BEGIN Given data
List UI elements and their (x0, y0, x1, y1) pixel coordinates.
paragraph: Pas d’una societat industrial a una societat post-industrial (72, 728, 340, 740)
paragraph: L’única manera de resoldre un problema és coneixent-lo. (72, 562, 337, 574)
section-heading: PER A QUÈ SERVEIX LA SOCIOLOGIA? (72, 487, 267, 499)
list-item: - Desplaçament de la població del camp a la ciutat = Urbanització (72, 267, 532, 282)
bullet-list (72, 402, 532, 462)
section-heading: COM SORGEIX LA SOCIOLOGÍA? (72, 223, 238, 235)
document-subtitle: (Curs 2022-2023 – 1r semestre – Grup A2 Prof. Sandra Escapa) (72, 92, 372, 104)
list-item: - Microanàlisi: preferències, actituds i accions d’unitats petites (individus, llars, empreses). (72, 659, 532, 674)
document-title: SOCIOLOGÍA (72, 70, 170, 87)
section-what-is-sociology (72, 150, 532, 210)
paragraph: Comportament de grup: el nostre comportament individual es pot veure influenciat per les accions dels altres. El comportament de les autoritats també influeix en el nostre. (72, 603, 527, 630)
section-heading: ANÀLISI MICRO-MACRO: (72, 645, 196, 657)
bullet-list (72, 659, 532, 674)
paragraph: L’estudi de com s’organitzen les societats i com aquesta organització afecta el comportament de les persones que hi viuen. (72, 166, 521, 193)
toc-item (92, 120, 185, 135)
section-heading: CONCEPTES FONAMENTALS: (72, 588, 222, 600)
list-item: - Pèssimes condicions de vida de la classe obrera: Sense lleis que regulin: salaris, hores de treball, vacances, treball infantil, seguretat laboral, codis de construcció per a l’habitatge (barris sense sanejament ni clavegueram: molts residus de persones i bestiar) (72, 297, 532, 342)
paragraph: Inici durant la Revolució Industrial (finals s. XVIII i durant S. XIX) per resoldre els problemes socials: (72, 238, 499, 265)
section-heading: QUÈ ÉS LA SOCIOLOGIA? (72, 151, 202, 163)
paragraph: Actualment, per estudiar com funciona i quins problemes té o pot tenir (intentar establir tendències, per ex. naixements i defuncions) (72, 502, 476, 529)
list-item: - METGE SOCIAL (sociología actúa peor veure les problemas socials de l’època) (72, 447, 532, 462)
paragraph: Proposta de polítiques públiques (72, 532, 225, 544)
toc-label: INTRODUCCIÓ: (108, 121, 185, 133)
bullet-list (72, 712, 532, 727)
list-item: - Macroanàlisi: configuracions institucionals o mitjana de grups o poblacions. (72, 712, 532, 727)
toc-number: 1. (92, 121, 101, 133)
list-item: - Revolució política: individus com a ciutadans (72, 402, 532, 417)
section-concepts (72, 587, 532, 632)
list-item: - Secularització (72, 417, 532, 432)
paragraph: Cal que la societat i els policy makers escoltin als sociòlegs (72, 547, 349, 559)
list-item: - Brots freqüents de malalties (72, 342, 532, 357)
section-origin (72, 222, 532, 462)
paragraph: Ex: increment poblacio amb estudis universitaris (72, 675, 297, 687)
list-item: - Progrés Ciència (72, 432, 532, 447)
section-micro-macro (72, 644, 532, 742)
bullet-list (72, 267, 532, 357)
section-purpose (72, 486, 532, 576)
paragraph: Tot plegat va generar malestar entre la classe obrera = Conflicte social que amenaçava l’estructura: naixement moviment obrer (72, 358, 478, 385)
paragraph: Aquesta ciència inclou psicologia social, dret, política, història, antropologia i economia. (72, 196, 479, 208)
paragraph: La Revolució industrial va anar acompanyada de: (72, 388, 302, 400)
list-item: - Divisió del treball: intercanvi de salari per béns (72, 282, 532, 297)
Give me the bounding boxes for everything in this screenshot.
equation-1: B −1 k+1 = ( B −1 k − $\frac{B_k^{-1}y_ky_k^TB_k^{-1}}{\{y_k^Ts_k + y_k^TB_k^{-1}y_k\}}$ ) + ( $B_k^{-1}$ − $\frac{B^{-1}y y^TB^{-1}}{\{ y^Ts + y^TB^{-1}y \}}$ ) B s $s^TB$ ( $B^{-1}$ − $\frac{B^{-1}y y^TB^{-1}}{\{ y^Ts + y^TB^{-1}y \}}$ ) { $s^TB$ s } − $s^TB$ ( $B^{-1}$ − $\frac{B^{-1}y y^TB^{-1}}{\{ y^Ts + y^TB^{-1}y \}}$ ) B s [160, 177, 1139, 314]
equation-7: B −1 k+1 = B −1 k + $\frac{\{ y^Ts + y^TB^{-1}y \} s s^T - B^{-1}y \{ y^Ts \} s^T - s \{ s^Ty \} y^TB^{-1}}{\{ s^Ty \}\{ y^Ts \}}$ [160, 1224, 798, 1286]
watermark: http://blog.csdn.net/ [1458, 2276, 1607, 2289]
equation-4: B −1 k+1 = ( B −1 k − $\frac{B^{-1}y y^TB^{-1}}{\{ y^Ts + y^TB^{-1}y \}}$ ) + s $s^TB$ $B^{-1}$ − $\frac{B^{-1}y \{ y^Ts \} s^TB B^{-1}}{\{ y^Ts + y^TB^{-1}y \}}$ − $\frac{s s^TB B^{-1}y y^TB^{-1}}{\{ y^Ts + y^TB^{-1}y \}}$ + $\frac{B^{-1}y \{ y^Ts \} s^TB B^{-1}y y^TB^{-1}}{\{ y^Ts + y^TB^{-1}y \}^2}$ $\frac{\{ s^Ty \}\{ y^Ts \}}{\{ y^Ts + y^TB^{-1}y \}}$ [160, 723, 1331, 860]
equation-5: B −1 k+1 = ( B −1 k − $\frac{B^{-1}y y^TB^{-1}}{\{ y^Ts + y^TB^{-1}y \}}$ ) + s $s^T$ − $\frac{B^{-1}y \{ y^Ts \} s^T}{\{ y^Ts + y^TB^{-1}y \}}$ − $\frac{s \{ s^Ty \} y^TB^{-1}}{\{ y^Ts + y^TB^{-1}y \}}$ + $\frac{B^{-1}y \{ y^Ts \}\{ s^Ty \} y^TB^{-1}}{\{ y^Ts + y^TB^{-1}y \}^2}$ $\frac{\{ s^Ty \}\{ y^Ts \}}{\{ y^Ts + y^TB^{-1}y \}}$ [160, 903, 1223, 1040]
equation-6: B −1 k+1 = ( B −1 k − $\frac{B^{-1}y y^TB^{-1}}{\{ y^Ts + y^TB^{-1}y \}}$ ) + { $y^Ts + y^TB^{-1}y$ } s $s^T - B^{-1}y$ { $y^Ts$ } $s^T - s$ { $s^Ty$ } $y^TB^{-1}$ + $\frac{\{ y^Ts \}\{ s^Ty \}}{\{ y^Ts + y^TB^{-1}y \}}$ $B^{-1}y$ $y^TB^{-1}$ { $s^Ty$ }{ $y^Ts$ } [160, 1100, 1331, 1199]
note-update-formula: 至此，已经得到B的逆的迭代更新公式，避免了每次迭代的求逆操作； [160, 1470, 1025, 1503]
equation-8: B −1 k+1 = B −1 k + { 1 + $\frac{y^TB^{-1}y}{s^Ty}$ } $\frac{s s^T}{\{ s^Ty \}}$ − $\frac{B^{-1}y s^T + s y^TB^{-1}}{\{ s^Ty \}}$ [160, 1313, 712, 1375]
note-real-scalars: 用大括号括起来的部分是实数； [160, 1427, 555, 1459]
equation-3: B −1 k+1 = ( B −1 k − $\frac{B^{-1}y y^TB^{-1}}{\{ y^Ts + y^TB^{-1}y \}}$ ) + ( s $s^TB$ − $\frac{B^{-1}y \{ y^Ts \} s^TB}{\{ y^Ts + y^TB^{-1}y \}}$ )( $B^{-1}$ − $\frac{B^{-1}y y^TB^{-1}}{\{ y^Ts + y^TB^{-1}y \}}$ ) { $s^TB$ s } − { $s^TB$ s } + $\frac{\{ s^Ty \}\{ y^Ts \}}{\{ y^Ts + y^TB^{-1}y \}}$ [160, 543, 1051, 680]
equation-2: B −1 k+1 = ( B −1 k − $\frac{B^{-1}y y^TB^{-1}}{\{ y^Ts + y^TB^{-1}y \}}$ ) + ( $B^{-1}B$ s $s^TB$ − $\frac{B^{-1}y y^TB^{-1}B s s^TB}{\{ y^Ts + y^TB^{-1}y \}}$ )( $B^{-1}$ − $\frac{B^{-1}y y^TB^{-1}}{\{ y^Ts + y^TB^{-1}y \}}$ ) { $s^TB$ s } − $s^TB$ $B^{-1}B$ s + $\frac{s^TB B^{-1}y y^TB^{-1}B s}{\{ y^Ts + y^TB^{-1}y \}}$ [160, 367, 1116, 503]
END Given data
**Set problem**
Can you render the stretch of material above, from its first line through the line containing "list-item: - METGE", as a numbered list with blank lines omitted?

**Written reply**
1. List UI elements and their (x0, y0, x1, y1) pixel coordinates.
2. paragraph: Pas d’una societat industrial a una societat post-industrial (72, 728, 340, 740)
3. paragraph: L’única manera de resoldre un problema és coneixent-lo. (72, 562, 337, 574)
4. section-heading: PER A QUÈ SERVEIX LA SOCIOLOGIA? (72, 487, 267, 499)
5. list-item: - Desplaçament de la població del camp a la ciutat = Urbanització (72, 267, 532, 282)
6. bullet-list (72, 402, 532, 462)
7. section-heading: COM SORGEIX LA SOCIOLOGÍA? (72, 223, 238, 235)
8. document-subtitle: (Curs 2022-2023 – 1r semestre – Grup A2 Prof. Sandra Escapa) (72, 92, 372, 104)
9. list-item: - Microanàlisi: preferències, actituds i accions d’unitats petites (individus, llars, empreses). (72, 659, 532, 674)
10. document-title: SOCIOLOGÍA (72, 70, 170, 87)
11. section-what-is-sociology (72, 150, 532, 210)
12. paragraph: Comportament de grup: el nostre comportament individual es pot veure influenciat per les accions dels altres. El comportament de les autoritats també influeix en el nostre. (72, 603, 527, 630)
13. section-heading: ANÀLISI MICRO-MACRO: (72, 645, 196, 657)
14. bullet-list (72, 659, 532, 674)
15. paragraph: L’estudi de com s’organitzen les societats i com aquesta organització afecta el comportament de les persones que hi viuen. (72, 166, 521, 193)
16. toc-item (92, 120, 185, 135)
17. section-heading: CONCEPTES FONAMENTALS: (72, 588, 222, 600)
18. list-item: - Pèssimes condicions de vida de la classe obrera: Sense lleis que regulin: salaris, hores de treball, vacances, treball infantil, seguretat laboral, codis de construcció per a l’habitatge (barris sense sanejament ni clavegueram: molts residus de persones i bestiar) (72, 297, 532, 342)
19. paragraph: Inici durant la Revolució Industrial (finals s. XVIII i durant S. XIX) per resoldre els problemes socials: (72, 238, 499, 265)
20. section-heading: QUÈ ÉS LA SOCIOLOGIA? (72, 151, 202, 163)
21. paragraph: Actualment, per estudiar com funciona i quins problemes té o pot tenir (intentar establir tendències, per ex. naixements i defuncions) (72, 502, 476, 529)
22. list-item: - METGE SOCIAL (sociología actúa peor veure les problemas socials de l’època) (72, 447, 532, 462)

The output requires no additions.